## TASKS TO COMPLETE
1. Reproduce everything in the Milliman wrestling passage from "In early 1986, Milliman" down to "to the AWA.".
2. Write what comes next in the account of Milliman's wrestling career, starting right after its final sentence.

## PASSAGE
A regular on All Star Wrestling, the AWA's weekly ESPN television program, he would appear on its first episode facing Scott Hall in his debut match at Chicago's UIC Pavilion on July 8, 1984. During the match, he was pinned by Hall due to outside interference by Larry "The Ax" Hennig and his son Curt being hit with a steel chair allowing Hall to take the pinfall.

In early 1986, Milliman defeating Larry Zbyszko in Rockford, Illinois on January 11 although he lost to The Barbarian & The Mongolian Stomper in a tag team match that same night with Rick Ganter. Losing to Zbyszko in a rematch on January 19, he also lost matches to Marty Jannetty, Colonel DeBeers, Boris Zukhov, Earthquake Ferris and Ken Timbs.

===World Wrestling Federation (1987–1989)===
After a brief stint in World Wrestling Federation during mid 1987 as "Jack Milliman", appearing on WWF Superstars of Wrestling facing Adrian Adonis in Adonis's last televised appearance following WrestleMania III on April 23, 1987. He later took part in a handicap match with Arthur Washington against One Man Gang on August 29 and in a 6-man tag team with Sivi Afi and Jerry Allen against One Man Gang, Butch Reed and Nikolai Volkoff on October 10. Milliman returned to the AWA.

In 1989, Milliman returned to the WWF losing to Tito Santana in Duluth, Minnesota on May 17 before teaming with Boris Zhukov losing to The Hart Foundation on July 9 and, with Tom Stone, on August 27. In his last appearance with the WWF, he and Zhukov lost a tag team match to Demolition on WWF Superstars on September 9, 1989.

## DATA EXTRACTS
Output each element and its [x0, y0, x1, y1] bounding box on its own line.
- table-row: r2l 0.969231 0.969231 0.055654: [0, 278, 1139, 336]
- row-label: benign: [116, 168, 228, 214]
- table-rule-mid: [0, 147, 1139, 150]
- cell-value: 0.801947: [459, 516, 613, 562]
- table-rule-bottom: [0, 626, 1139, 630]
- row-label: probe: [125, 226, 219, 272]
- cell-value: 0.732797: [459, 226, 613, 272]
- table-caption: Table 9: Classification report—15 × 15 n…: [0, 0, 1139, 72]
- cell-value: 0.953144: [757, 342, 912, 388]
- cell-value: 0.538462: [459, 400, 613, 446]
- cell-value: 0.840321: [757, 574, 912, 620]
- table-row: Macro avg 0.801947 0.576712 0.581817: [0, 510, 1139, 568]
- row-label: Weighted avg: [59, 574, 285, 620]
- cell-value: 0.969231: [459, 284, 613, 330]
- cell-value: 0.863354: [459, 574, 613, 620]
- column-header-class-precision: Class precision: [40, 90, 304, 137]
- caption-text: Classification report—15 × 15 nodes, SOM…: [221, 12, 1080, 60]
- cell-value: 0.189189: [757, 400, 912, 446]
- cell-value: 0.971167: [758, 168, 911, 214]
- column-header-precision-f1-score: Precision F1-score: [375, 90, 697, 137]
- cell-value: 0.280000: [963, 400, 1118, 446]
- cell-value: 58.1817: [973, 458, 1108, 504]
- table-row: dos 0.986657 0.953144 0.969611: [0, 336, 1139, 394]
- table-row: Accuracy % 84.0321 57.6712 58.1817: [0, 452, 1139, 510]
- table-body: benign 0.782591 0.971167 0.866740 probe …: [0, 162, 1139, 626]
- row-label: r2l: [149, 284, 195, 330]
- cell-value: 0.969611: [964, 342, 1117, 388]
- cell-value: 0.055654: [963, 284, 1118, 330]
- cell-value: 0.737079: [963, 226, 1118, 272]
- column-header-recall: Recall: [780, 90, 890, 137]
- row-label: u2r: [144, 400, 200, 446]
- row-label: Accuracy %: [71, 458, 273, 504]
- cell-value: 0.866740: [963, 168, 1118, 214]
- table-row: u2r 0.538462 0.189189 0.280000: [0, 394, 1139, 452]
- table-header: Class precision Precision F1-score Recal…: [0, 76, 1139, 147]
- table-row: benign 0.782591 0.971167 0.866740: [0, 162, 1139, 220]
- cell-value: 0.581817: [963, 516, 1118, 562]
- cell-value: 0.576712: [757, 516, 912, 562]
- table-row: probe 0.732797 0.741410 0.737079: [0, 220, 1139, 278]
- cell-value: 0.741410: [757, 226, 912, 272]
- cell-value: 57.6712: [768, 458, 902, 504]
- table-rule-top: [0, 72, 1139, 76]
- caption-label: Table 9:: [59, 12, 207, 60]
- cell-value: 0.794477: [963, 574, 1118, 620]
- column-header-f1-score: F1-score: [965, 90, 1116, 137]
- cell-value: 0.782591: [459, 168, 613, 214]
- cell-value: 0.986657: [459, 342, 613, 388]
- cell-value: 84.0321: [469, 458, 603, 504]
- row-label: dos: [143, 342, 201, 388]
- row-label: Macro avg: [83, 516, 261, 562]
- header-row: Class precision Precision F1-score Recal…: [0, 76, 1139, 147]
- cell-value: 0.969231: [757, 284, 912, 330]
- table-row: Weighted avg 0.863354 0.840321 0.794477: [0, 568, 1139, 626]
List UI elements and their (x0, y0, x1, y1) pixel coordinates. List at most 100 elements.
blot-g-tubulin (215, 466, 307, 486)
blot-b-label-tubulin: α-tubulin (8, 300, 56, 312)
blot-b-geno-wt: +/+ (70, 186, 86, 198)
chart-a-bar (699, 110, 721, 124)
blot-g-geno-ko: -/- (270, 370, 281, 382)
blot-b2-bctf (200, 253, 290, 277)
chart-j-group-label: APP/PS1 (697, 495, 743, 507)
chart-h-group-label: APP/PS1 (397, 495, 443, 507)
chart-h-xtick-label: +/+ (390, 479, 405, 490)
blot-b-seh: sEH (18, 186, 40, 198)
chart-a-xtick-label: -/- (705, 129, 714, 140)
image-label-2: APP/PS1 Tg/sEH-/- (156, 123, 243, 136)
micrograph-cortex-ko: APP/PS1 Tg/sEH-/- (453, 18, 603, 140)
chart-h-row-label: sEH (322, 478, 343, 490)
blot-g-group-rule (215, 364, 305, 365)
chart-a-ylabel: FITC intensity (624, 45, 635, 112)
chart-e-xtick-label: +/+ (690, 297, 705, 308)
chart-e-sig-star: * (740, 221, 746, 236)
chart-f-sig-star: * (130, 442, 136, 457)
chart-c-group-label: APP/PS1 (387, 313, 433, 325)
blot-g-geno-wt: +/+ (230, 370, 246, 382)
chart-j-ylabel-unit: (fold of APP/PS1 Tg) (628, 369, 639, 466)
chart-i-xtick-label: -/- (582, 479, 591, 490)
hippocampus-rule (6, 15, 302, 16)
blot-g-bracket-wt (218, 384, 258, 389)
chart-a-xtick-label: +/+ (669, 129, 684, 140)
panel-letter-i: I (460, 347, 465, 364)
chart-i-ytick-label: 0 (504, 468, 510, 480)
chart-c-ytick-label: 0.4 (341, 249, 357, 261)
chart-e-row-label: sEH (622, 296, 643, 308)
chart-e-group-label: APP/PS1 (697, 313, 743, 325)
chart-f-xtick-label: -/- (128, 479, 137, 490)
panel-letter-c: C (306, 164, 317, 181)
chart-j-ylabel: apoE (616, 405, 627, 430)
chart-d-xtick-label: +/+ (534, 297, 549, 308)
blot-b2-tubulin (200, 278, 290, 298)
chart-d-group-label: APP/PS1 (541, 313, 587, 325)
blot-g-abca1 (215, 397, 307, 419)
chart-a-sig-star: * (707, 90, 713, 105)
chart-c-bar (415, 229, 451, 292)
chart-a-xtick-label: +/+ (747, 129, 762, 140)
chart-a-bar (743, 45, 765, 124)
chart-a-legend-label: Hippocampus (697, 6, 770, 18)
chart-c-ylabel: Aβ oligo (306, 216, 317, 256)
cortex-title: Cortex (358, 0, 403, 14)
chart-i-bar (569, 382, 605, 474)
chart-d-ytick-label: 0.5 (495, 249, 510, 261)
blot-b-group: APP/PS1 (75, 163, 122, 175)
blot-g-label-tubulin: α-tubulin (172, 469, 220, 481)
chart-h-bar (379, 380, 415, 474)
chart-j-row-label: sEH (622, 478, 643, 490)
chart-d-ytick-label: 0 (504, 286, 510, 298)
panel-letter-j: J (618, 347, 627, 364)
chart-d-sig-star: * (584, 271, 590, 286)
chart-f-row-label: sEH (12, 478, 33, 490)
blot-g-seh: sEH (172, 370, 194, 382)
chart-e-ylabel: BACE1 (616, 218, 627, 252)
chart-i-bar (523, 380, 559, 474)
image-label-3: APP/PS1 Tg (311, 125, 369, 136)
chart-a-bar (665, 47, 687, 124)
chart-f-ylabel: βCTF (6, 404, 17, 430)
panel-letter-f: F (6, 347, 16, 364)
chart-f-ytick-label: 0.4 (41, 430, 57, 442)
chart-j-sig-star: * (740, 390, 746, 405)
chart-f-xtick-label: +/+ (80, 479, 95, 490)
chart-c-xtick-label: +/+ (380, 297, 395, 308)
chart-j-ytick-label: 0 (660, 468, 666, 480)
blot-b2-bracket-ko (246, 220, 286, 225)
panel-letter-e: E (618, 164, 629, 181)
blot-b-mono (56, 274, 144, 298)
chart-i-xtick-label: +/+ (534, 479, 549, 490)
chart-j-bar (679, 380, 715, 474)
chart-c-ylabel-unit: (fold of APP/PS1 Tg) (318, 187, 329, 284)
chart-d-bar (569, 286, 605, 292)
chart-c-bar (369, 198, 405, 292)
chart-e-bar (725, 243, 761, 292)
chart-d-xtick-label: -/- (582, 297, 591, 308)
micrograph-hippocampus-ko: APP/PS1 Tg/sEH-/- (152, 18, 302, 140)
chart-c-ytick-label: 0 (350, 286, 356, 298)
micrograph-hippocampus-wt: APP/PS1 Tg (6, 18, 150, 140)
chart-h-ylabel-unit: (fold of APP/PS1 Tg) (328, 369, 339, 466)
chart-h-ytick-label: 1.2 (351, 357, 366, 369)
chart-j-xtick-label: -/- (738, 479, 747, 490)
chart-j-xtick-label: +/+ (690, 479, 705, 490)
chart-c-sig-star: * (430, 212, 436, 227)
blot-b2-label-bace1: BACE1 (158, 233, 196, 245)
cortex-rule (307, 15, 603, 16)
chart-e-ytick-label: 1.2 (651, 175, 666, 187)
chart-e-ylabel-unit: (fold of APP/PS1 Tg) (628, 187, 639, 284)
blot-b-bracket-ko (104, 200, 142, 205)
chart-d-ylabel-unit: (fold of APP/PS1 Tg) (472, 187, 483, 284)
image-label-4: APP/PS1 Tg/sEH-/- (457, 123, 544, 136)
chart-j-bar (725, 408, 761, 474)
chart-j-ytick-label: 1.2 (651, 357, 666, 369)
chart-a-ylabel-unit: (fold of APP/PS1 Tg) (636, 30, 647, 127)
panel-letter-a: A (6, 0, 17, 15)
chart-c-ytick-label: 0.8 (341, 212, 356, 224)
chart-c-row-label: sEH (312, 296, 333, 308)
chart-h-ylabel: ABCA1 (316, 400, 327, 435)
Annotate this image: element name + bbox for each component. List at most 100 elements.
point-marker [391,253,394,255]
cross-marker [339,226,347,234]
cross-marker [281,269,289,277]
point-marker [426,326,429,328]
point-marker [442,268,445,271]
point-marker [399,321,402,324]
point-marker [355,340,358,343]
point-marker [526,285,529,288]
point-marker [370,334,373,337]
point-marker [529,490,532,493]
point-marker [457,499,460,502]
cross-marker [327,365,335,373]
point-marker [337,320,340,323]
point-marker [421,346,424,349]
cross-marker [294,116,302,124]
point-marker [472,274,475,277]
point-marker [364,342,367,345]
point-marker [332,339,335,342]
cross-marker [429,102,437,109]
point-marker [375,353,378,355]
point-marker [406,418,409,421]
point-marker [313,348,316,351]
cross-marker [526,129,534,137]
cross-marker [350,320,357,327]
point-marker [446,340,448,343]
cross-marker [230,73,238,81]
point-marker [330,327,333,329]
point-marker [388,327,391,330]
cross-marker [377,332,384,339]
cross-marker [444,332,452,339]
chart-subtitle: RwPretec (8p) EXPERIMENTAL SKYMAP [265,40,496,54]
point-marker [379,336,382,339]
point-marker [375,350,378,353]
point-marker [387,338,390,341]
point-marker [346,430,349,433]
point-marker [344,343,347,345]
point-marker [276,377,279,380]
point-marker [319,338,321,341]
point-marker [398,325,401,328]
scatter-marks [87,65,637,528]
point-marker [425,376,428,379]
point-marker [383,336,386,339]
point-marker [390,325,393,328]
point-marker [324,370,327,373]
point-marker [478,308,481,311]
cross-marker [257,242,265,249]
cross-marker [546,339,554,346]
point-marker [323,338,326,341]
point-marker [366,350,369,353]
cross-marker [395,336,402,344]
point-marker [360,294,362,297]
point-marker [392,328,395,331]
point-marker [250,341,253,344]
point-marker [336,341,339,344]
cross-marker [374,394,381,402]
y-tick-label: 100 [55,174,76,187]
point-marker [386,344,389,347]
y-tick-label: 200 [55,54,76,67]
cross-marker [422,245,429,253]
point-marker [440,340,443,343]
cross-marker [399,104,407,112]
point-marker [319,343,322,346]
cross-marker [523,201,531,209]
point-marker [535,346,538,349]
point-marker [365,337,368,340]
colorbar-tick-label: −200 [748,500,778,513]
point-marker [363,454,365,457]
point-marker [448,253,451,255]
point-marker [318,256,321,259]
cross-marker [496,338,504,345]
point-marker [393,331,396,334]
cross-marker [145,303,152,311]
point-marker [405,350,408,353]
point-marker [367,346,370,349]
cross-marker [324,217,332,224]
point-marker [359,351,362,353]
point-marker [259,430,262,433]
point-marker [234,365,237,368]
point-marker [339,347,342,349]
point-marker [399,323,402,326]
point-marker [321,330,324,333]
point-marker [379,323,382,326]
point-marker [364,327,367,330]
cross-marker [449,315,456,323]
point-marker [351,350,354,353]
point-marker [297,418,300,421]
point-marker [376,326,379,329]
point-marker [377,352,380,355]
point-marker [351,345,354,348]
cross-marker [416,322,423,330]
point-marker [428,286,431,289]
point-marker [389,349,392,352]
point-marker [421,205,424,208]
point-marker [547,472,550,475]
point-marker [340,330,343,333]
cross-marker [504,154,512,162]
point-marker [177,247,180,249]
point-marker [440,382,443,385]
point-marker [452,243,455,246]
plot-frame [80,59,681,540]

## ANSWERS TO THE EXERCISES
1.
In early 1986, Milliman defeating Larry Zbyszko in Rockford, Illinois on January 11 although he lost to The Barbarian & The Mongolian Stomper in a tag team match that same night with Rick Ganter. Losing to Zbyszko in a rematch on January 19, he also lost matches to Marty Jannetty, Colonel DeBeers, Boris Zukhov, Earthquake Ferris and Ken Timbs.

===World Wrestling Federation (1987–1989)===
After a brief stint in World Wrestling Federation during mid 1987 as "Jack Milliman", appearing on WWF Superstars of Wrestling facing Adrian Adonis in Adonis's last televised appearance following WrestleMania III on April 23, 1987. He later took part in a handicap match with Arthur Washington against One Man Gang on August 29 and in a 6-man tag team with Sivi Afi and Jerry Allen against One Man Gang, Butch Reed and Nikolai Volkoff on October 10. Milliman returned to the AWA.

2.
===American Wrestling Association (1989–1990)===
Returning to the AWA in late 1989, Milliman defeated Todd Becker at SuperClash IV on April 8, 1990. However, his most famous match was one with Col. DeBeers, known as the "Great American Turkey Hunt". The match was part of the AWA Team Challenge Series, where the wrestler who got a stuffed, uncooked turkey off of the top of a pole first would win. In what was considered at the time a major upset, Milliman took the turkey from DeBeers when the referee's back was turned and was declared the winner. The match took place in a TV studio without an audience (the announcers claimed it was in an effort to stop wrestlers from interfering, but it was actually due to poor ticket sales).

Milliman also participated in the final match in the TCS. That match was a royal rumble-style battle royal featuring Brad Rheingans, Col. DeBeers, The Trooper, The Destruction Crew (Mike Enos & Wayne Bloom), the Texas Hangmen and others. Milliman again came away with the win by eliminating DeBeers at the end, winning the Series and supposed $1,000,000 check for his team Larry's Legends.

===Late career (1995–present)===
In 2001, Millman made an appearance wrestling against Rocky Stone in a charity event to raise money for the Waukesha's Valley of the Kings animal sanctuary on March 24. He and Tom Stone would later reunite to defeat Daryk St. Holmes, Esq. & Brad Hunter at a NAWF Pro Wrestling event in Jefferson, Wisconsin on December 14, 2001.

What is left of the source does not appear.